Stored entries:
— Begin —
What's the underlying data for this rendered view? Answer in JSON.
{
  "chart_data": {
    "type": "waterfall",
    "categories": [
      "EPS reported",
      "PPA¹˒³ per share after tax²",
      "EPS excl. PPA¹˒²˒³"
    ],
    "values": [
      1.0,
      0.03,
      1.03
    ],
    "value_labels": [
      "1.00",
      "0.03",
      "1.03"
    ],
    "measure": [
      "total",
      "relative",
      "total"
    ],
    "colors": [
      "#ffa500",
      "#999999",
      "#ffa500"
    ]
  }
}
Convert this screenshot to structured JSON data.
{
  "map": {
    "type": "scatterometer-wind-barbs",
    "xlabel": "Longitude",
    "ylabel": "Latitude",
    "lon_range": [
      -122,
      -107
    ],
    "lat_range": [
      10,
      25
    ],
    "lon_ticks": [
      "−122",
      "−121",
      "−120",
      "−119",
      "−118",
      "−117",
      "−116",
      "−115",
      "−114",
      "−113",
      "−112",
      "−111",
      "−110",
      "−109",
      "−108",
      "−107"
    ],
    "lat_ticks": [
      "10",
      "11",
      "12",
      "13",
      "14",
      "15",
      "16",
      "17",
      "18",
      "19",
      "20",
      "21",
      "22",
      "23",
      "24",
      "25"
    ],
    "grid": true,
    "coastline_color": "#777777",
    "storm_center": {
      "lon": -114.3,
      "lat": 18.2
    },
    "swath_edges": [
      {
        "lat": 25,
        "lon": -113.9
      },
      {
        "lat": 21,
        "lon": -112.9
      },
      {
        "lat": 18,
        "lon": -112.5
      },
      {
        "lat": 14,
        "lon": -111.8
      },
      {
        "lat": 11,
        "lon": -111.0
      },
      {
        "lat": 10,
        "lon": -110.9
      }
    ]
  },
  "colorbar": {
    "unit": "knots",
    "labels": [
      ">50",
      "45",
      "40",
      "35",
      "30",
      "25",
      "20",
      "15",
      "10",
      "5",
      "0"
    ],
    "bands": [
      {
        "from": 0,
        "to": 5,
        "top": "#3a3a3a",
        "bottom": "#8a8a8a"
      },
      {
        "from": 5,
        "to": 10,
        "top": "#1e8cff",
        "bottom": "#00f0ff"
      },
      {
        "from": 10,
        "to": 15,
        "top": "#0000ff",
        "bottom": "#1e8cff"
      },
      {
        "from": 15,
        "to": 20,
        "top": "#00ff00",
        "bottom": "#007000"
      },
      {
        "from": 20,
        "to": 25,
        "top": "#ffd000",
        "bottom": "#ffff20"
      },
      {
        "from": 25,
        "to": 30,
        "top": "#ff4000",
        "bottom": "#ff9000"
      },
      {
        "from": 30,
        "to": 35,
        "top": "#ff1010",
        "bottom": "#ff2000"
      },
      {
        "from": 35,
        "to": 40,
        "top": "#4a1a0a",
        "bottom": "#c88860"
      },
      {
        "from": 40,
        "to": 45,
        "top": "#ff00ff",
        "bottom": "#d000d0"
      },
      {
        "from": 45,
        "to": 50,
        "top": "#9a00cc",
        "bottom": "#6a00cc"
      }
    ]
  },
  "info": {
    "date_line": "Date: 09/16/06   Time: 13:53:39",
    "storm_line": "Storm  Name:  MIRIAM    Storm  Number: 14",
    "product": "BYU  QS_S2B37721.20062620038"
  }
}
— End —
— Begin —
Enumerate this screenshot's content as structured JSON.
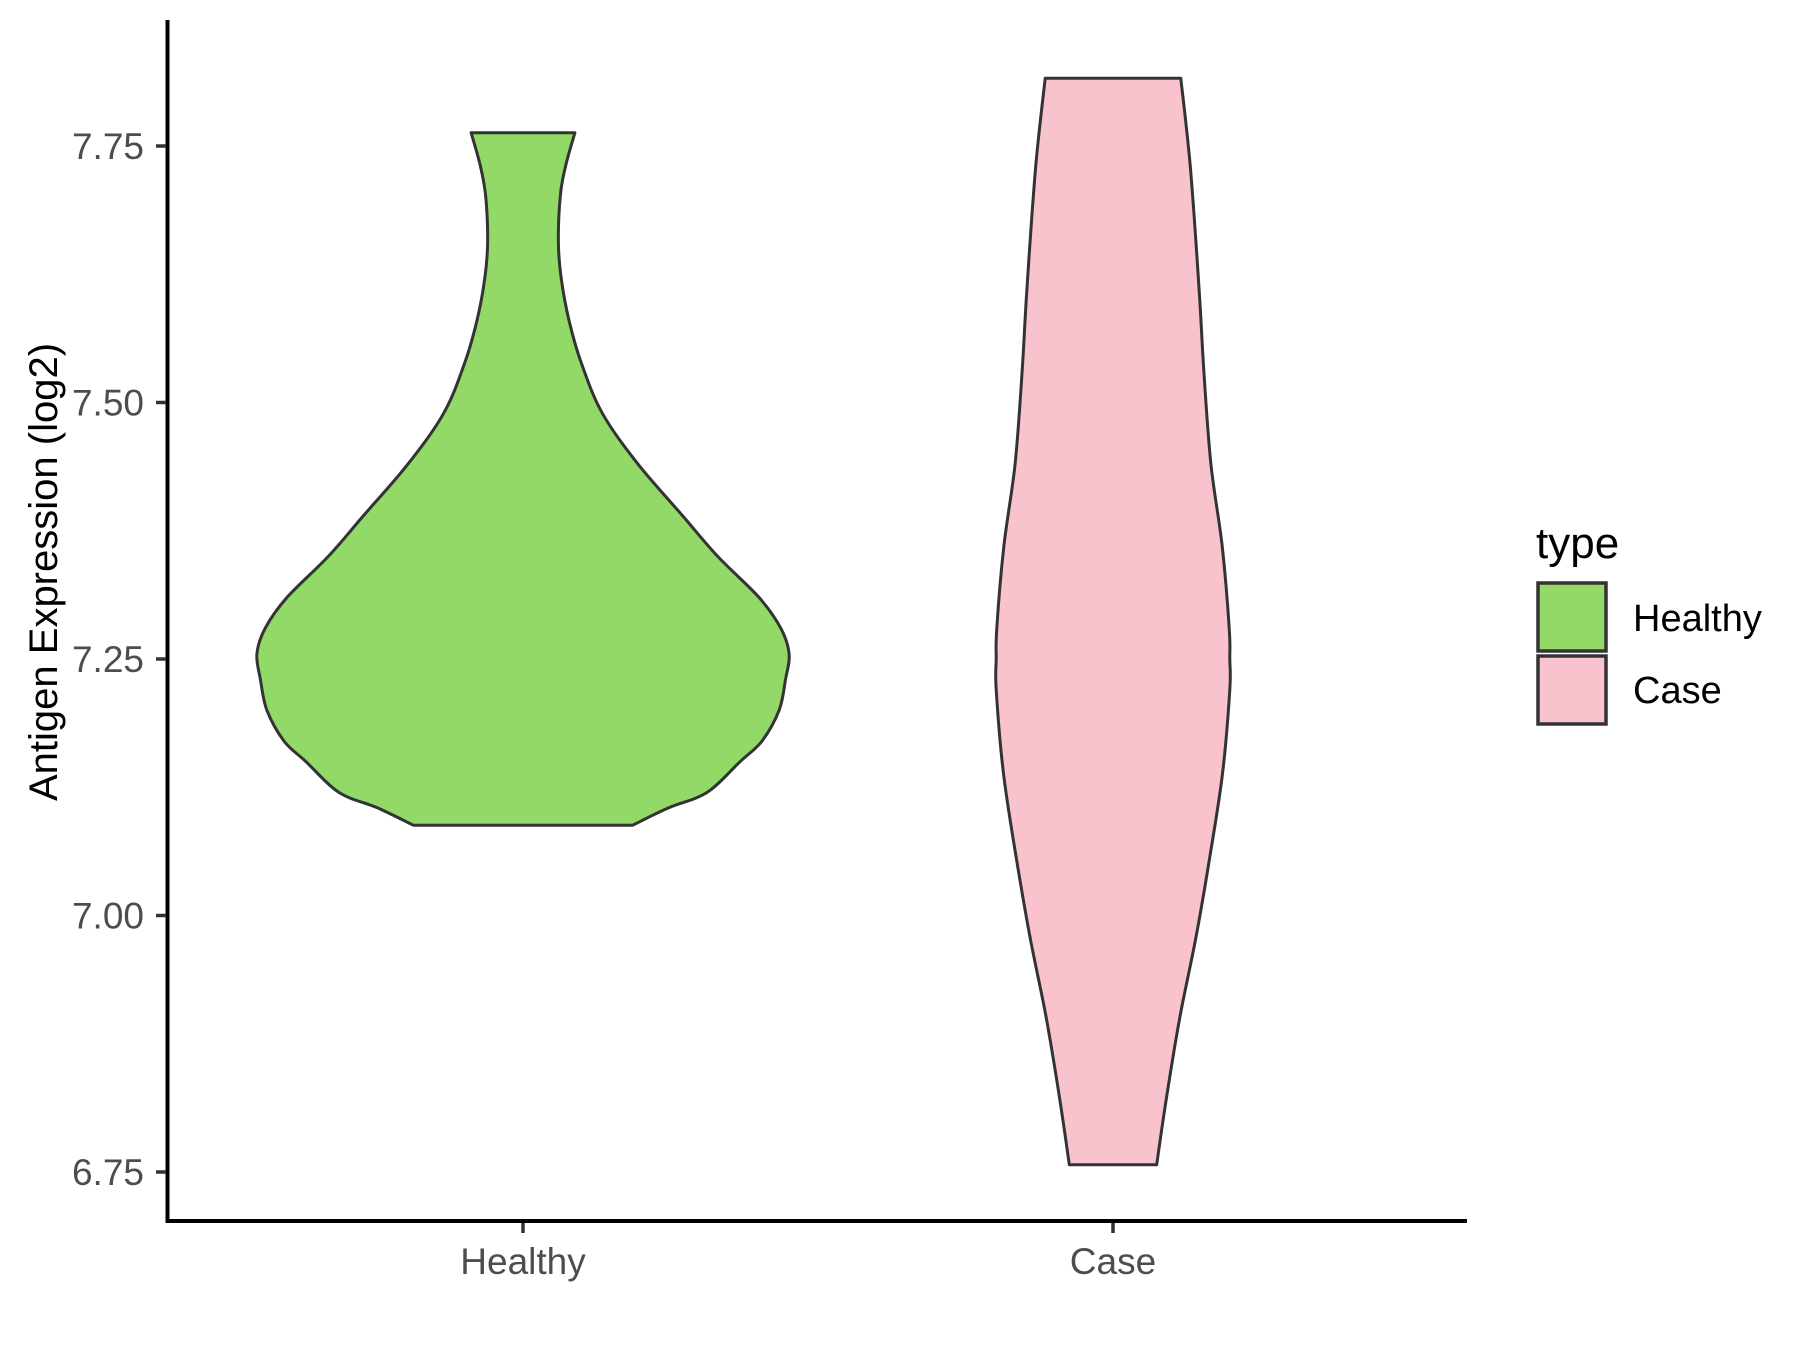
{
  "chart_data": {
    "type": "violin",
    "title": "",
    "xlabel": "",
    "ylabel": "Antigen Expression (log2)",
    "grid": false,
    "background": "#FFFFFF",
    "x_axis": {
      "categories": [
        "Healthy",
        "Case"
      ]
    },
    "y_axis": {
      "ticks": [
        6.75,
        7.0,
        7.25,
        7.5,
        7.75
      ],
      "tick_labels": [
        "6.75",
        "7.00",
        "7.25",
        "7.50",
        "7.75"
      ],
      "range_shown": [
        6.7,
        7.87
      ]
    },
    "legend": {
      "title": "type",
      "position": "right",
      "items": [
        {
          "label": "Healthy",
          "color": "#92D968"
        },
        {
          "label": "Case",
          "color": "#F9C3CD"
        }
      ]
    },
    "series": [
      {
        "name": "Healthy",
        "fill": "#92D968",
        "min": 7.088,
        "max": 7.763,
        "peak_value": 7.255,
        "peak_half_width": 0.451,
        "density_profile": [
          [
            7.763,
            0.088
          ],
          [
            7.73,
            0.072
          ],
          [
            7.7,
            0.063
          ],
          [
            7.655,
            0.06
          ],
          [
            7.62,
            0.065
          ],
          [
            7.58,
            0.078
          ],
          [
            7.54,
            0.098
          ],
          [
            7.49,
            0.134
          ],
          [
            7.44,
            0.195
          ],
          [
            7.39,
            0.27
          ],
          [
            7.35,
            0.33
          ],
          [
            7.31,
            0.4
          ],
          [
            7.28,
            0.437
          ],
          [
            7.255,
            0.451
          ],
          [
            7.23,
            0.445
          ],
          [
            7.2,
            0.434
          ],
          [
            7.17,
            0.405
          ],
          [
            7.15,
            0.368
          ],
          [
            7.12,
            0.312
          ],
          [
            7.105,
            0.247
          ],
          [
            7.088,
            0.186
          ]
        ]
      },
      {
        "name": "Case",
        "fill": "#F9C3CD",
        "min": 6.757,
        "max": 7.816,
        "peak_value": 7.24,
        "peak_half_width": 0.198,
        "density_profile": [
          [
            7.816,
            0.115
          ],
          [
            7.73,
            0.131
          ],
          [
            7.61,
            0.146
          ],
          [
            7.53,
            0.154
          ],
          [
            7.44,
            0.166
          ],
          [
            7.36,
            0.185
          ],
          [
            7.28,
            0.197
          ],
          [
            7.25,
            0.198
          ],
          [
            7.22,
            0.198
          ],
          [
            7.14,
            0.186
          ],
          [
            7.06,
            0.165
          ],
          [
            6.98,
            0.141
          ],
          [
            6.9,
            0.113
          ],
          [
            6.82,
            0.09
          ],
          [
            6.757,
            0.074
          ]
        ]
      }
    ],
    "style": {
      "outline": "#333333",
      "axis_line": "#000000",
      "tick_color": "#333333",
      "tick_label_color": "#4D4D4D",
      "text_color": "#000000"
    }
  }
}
— End —
— Begin —
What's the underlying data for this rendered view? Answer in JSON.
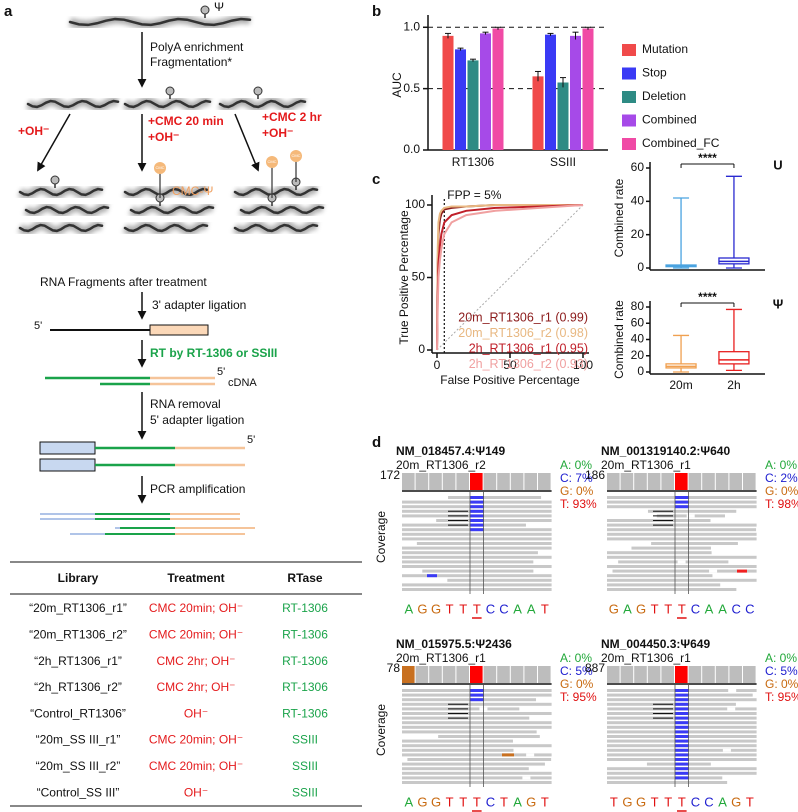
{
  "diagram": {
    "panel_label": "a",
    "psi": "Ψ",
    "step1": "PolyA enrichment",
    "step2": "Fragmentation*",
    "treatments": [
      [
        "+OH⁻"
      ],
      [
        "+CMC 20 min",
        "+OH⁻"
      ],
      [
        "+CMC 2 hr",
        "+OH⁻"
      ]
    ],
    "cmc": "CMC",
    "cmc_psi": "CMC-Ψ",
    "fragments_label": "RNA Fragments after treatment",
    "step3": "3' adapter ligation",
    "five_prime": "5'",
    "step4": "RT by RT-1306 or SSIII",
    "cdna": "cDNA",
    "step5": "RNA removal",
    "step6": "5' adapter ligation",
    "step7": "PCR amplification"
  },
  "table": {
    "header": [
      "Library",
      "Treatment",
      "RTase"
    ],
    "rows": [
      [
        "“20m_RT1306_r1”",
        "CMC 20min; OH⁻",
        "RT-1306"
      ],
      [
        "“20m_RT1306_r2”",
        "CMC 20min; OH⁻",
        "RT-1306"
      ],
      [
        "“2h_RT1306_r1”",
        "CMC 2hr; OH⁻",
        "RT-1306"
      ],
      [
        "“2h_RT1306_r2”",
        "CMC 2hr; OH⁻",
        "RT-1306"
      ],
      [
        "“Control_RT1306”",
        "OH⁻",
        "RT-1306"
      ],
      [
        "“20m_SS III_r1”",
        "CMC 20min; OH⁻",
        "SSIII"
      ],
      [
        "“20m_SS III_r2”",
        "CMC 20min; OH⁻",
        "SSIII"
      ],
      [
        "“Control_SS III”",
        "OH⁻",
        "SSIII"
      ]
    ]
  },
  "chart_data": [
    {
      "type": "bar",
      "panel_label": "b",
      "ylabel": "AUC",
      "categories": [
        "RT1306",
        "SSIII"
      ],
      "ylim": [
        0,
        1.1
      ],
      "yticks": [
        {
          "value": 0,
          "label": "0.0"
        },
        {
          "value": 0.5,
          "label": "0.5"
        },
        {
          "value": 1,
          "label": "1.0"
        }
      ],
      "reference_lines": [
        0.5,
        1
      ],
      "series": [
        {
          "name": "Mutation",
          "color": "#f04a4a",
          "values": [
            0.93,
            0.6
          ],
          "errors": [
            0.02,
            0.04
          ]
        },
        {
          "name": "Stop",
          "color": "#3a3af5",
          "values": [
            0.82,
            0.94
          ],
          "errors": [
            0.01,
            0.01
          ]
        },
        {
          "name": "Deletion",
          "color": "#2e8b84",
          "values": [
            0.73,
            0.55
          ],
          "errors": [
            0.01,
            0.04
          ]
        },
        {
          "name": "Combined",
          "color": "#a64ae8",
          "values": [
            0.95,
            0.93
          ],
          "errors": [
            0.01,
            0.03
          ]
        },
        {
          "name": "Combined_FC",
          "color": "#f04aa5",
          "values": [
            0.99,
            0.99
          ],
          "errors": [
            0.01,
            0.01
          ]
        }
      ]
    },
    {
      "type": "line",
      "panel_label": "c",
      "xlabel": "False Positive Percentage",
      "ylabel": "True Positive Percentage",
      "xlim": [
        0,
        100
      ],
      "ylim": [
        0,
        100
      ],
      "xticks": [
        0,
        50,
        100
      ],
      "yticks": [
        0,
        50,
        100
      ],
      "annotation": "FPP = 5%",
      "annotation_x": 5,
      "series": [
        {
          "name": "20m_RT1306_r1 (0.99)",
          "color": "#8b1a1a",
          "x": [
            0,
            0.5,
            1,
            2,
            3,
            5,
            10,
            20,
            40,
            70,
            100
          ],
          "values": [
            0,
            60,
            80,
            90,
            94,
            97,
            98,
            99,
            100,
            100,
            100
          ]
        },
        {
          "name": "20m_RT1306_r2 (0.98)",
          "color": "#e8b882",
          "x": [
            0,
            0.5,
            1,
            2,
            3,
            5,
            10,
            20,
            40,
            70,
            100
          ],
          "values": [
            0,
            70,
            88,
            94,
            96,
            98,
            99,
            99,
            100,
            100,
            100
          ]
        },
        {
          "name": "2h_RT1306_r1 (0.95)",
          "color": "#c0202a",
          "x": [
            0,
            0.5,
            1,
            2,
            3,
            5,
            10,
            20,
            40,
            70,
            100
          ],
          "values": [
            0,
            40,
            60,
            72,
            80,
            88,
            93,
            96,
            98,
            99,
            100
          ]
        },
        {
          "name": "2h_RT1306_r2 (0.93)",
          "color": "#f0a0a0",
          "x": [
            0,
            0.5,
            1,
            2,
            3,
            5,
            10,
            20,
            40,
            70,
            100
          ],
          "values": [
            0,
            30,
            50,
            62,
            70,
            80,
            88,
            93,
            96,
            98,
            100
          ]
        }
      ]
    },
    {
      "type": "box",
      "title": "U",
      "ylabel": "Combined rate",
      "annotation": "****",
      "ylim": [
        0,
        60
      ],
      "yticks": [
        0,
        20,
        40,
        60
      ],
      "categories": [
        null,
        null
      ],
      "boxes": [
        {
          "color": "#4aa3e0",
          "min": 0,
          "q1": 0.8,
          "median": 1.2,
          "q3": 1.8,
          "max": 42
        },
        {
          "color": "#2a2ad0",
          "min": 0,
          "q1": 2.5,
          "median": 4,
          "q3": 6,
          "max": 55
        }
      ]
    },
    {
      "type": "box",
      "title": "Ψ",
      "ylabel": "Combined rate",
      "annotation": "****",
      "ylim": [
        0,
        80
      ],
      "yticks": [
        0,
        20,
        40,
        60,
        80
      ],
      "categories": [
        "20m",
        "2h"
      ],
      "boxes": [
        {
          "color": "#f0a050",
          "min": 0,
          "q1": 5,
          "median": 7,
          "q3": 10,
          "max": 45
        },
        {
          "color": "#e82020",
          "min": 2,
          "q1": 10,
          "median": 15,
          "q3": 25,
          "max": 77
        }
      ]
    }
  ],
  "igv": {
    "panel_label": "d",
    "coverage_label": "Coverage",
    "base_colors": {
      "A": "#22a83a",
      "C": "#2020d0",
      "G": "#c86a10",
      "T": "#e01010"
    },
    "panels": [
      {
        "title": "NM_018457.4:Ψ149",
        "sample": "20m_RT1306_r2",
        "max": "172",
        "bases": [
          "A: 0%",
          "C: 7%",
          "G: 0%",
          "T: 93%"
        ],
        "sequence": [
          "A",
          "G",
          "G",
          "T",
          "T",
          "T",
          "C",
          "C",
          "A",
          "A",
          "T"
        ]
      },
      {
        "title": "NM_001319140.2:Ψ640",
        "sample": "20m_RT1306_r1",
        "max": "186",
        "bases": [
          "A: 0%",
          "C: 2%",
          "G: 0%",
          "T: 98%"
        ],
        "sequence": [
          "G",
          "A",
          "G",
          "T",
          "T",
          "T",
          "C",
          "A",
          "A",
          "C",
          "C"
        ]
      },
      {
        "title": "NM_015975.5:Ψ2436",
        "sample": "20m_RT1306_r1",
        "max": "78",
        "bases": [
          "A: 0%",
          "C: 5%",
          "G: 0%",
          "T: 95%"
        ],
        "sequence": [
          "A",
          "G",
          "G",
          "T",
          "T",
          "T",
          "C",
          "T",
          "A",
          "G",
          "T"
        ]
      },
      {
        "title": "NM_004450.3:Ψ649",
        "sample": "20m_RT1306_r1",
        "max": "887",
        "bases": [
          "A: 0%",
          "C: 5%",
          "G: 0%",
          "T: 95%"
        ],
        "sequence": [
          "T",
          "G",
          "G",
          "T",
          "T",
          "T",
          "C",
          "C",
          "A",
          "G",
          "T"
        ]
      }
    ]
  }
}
— End —
» **Exercise task**:
Copy out all lines that carry the word "JSON".

» **Full response**:
What's the underlying data for this rendered view? Answer in JSON.
Convert this screenshot to structured JSON data.
Enumerate this screenshot's content as structured JSON.
What's the underlying data for this rendered view? Answer in JSON.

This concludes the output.